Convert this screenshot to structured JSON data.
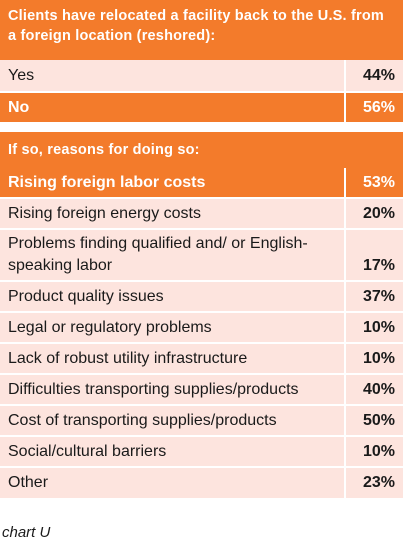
{
  "section1": {
    "title": "Clients have relocated a facility back to the U.S. from a foreign location (reshored):",
    "rows": [
      {
        "label": "Yes",
        "value": "44%",
        "highlight": false
      },
      {
        "label": "No",
        "value": "56%",
        "highlight": true
      }
    ]
  },
  "section2": {
    "title": "If so, reasons for doing so:",
    "rows": [
      {
        "label": "Rising foreign labor costs",
        "value": "53%",
        "highlight": true
      },
      {
        "label": "Rising foreign energy costs",
        "value": "20%",
        "highlight": false
      },
      {
        "label": "Problems finding qualified and/ or English-speaking labor",
        "value": "17%",
        "highlight": false
      },
      {
        "label": "Product quality issues",
        "value": "37%",
        "highlight": false
      },
      {
        "label": "Legal or regulatory problems",
        "value": "10%",
        "highlight": false
      },
      {
        "label": "Lack of robust utility infrastructure",
        "value": "10%",
        "highlight": false
      },
      {
        "label": "Difficulties transporting supplies/products",
        "value": "40%",
        "highlight": false
      },
      {
        "label": "Cost of transporting supplies/products",
        "value": "50%",
        "highlight": false
      },
      {
        "label": "Social/cultural barriers",
        "value": "10%",
        "highlight": false
      },
      {
        "label": "Other",
        "value": "23%",
        "highlight": false
      }
    ]
  },
  "caption": "chart U",
  "colors": {
    "accent": "#f37b2b",
    "row_background": "#fde4de"
  }
}
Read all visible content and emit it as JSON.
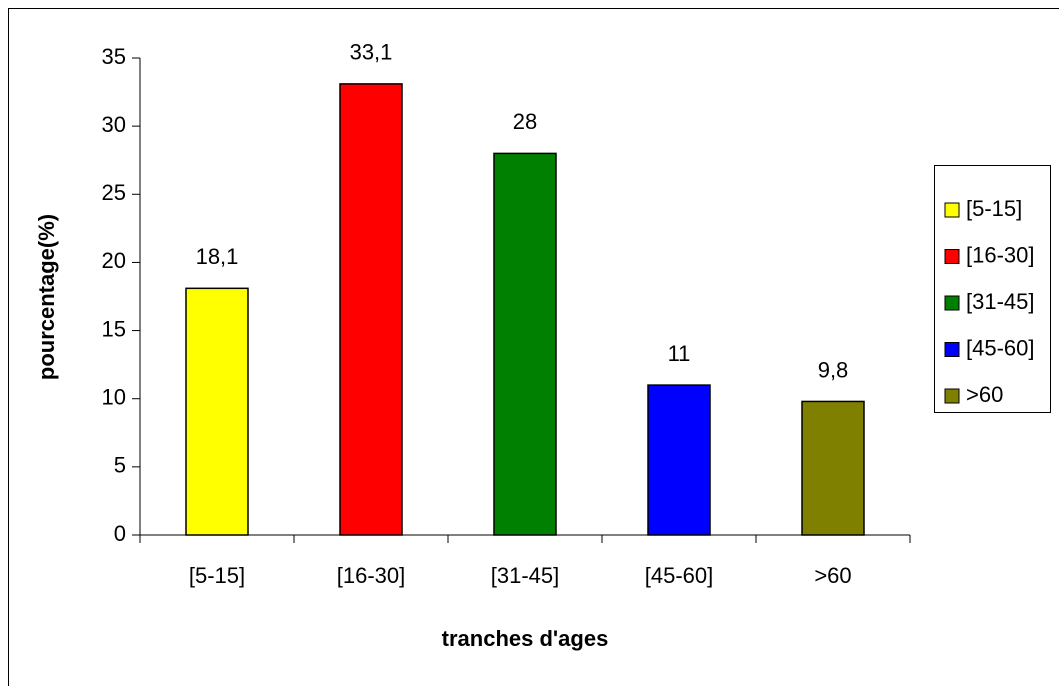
{
  "chart_data": {
    "type": "bar",
    "xlabel": "tranches d'ages",
    "ylabel": "pourcentage(%)",
    "categories": [
      "[5-15]",
      "[16-30]",
      "[31-45]",
      "[45-60]",
      ">60"
    ],
    "values": [
      18.1,
      33.1,
      28,
      11,
      9.8
    ],
    "value_labels": [
      "18,1",
      "33,1",
      "28",
      "11",
      "9,8"
    ],
    "colors": [
      "#ffff00",
      "#ff0000",
      "#008000",
      "#0000ff",
      "#808000"
    ],
    "ylim": [
      0,
      35
    ],
    "yticks": [
      0,
      5,
      10,
      15,
      20,
      25,
      30,
      35
    ],
    "grid": false,
    "legend": "right"
  }
}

┄┄┄┄┄┄

■ DIRECTIVE:
Exclude the images and reproduce the remaining data exactly.

■ REPLY:
Convert this screenshot to structured JSON data.
{
  "section1": {
    "title": "Clients have relocated a facility back to the U.S. from a foreign location (reshored):",
    "rows": [
      {
        "label": "Yes",
        "value": "44%",
        "highlight": false
      },
      {
        "label": "No",
        "value": "56%",
        "highlight": true
      }
    ]
  },
  "section2": {
    "title": "If so, reasons for doing so:",
    "rows": [
      {
        "label": "Rising foreign labor costs",
        "value": "53%",
        "highlight": true
      },
      {
        "label": "Rising foreign energy costs",
        "value": "20%",
        "highlight": false
      },
      {
        "label": "Problems finding qualified and/ or English-speaking labor",
        "value": "17%",
        "highlight": false
      },
      {
        "label": "Product quality issues",
        "value": "37%",
        "highlight": false
      },
      {
        "label": "Legal or regulatory problems",
        "value": "10%",
        "highlight": false
      },
      {
        "label": "Lack of robust utility infrastructure",
        "value": "10%",
        "highlight": false
      },
      {
        "label": "Difficulties transporting supplies/products",
        "value": "40%",
        "highlight": false
      },
      {
        "label": "Cost of transporting supplies/products",
        "value": "50%",
        "highlight": false
      },
      {
        "label": "Social/cultural barriers",
        "value": "10%",
        "highlight": false
      },
      {
        "label": "Other",
        "value": "23%",
        "highlight": false
      }
    ]
  },
  "caption": "chart U",
  "colors": {
    "accent": "#f37b2b",
    "row_background": "#fde4de"
  }
}
Read all visible content and emit it as JSON.
{
  "chart_data": {
    "type": "bar",
    "xlabel": "tranches d'ages",
    "ylabel": "pourcentage(%)",
    "categories": [
      "[5-15]",
      "[16-30]",
      "[31-45]",
      "[45-60]",
      ">60"
    ],
    "values": [
      18.1,
      33.1,
      28,
      11,
      9.8
    ],
    "value_labels": [
      "18,1",
      "33,1",
      "28",
      "11",
      "9,8"
    ],
    "colors": [
      "#ffff00",
      "#ff0000",
      "#008000",
      "#0000ff",
      "#808000"
    ],
    "ylim": [
      0,
      35
    ],
    "yticks": [
      0,
      5,
      10,
      15,
      20,
      25,
      30,
      35
    ],
    "grid": false,
    "legend": "right"
  }
}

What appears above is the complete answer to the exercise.